*PASSAGE PROVIDED:*
No doubt that changing the flag asynchronously is a gain by delegating
the timing code to the OS. Yet the while loop still has a condition - so
you could as well set a flag in the signal handler an do it like this:

def func3(timeout):
global flag
flag = True
def callback(signum, frame):
global flag
flag = False
signal.signal(signal.SIGALRM, callback)
signal.alarm(timeout)

count = 0

while flag or True:
count += 1


for i in range(10):
count += 1
print count

This is on my machine about 1.5 times slower than func1, but much more
readable especially wrt the OPs request of a condition being evaluated
after a certain timeout, as you don't repeat any code.

And apart from that, the overall gain of performance diminishes the very
moment anything non-trivial occurs in the loops body anyway.

Diez
 
F

Fredrik Lundh

Diez said:
> No doubt that changing the flag asynchronously is a gain by delegating
> the timing code to the OS. Yet the while loop still has a condition -
> you could as well set a flag in the signal handler an do it like this:

if the OP is obsessed with performance, why are you arguing that he
"could as well" use a slower solution ?
This is on my machine about 1.5 times slower than func1, but much more
readable

polling a global state flag being "much more readable" than handling an
exception in the usual way? surely you're joking.

are you sure you're posted the code you're writing about, btw. that "or
True" looks a bit suspicious.

</F>
 
D

Diez B. Roggisch

Fredrik said:
if the OP is obsessed with performance, why are you arguing that he
"could as well" use a slower solution ?

Maybe because it is the better solution in case of anything that has
more than one line of work to do? The Exception can interrupt
everywhere, the flag determines the point of interruption precisely.
polling a global state flag being "much more readable" than handling an
exception in the usual way? surely you're joking.

are you sure you're posted the code you're writing about, btw. that "or
True" looks a bit suspicious.

Yeah, that should have been a False - I added that after copying a first
version without that, instead of replacing it with the modified original
that I created to see what impact the short-circuiting "or" had.

Diez
 
H

Hendrik van Rooyen

| Diez B. Roggisch wrote:
| > Claudio Grondi schrieb:
| >
| >>
| >> Sometimes it is known in advance, that the time spent in a loop will
| >> be in order of minutes or even hours, so it makes sense to optimize
| >> each element in the loop to make it run faster.
| >> One of instructions which can sure be optimized away is the check for
| >> the break condition, at least within the time where it is known that
| >> the loop will not reach it.
| >>
| >> Any idea how to write such a loop?
| >>
| >> e.g.
| >>
| >> counter = 2*64
| >>
| >> while counter(BUT DON'T CHECK IT THE FIRST ONE HOUR LONG):
| >
| >
| > now = time.time()
| > while time.time() - now < 3600.0 or some_other_condition:
| > ...
| >
| >
| > The short circuiting of the or will prevent the execution of
| > some_other_condition.

*DATA EXCERPTS:*
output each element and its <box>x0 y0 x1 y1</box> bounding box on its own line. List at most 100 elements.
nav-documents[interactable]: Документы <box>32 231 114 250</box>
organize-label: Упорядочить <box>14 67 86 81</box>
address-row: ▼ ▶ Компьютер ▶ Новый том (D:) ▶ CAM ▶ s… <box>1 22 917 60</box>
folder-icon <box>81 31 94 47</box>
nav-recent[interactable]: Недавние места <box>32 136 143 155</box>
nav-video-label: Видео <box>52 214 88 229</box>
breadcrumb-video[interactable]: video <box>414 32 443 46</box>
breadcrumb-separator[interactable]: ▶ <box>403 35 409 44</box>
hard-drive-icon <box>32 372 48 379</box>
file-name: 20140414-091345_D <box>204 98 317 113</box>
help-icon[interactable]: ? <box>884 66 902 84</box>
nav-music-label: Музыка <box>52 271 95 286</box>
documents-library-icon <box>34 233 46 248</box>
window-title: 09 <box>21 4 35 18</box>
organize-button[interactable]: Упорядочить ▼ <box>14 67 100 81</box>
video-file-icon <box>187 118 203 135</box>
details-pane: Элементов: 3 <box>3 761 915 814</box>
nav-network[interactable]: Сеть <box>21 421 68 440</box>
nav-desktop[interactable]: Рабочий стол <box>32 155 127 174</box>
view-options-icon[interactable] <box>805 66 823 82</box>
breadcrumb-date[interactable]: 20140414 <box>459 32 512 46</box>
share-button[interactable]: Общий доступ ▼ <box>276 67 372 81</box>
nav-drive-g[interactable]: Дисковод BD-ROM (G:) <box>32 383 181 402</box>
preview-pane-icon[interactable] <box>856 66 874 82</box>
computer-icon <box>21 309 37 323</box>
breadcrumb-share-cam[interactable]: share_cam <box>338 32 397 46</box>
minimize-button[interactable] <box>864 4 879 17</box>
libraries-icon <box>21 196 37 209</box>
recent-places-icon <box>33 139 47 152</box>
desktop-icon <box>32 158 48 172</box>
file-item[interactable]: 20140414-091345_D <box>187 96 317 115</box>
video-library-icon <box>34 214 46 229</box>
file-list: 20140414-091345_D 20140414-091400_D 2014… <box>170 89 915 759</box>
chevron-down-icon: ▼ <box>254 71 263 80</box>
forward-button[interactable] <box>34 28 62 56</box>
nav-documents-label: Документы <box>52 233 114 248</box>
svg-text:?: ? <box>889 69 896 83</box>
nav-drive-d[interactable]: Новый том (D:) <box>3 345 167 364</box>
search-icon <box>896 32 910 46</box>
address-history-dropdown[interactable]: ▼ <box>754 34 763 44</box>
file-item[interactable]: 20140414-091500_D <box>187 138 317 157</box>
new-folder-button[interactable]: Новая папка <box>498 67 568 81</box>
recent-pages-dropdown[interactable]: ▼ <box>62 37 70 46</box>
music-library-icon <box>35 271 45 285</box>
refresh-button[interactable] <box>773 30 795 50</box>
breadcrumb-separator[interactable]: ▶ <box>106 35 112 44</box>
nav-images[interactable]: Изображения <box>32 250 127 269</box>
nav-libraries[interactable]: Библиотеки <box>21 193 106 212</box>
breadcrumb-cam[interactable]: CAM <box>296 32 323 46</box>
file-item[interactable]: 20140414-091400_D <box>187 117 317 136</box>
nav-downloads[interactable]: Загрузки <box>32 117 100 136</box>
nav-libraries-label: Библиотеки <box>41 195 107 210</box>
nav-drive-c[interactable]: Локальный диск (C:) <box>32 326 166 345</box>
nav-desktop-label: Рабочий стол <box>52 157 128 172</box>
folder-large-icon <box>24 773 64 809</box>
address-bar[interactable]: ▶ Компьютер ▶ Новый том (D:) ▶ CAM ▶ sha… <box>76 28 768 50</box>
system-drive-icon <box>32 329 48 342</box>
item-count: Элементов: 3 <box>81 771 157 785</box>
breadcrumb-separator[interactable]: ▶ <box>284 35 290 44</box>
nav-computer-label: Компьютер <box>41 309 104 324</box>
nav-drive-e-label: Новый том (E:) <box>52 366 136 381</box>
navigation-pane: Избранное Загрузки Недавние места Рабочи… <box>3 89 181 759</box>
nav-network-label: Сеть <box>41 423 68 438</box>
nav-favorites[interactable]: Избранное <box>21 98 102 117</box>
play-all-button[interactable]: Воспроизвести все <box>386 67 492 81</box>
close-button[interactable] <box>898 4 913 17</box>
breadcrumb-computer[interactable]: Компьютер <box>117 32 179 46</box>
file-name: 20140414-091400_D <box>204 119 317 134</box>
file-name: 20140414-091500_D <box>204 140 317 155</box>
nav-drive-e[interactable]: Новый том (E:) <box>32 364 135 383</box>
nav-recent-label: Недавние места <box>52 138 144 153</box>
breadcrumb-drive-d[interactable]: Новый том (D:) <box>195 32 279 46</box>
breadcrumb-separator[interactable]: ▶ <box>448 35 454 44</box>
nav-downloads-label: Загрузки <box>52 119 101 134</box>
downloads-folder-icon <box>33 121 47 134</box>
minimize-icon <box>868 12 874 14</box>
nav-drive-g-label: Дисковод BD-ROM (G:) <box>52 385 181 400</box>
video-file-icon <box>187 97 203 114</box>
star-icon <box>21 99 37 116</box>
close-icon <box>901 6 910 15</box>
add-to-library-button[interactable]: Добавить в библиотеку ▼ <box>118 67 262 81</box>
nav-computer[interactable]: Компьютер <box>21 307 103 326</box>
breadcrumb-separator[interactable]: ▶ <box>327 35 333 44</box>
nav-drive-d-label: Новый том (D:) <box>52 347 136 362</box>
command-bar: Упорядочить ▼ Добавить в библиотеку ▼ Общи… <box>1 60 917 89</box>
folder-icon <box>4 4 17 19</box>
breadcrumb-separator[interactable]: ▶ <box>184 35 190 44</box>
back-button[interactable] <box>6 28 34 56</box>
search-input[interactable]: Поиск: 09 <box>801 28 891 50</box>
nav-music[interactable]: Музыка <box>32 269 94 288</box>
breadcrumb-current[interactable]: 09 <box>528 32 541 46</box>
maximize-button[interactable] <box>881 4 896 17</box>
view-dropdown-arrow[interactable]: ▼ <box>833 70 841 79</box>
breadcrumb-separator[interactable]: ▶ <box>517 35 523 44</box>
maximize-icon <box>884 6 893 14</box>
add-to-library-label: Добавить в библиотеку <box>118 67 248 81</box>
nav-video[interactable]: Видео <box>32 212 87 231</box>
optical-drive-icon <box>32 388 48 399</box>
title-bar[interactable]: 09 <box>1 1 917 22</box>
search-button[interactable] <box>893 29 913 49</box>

*REQUIREMENTS:* In the discussion about Python loops, what did Diez say the "or True" in his loop condition should have been? The data is not needed here.

*SOLUTION TO THE EXERCISE:* It should have been a False.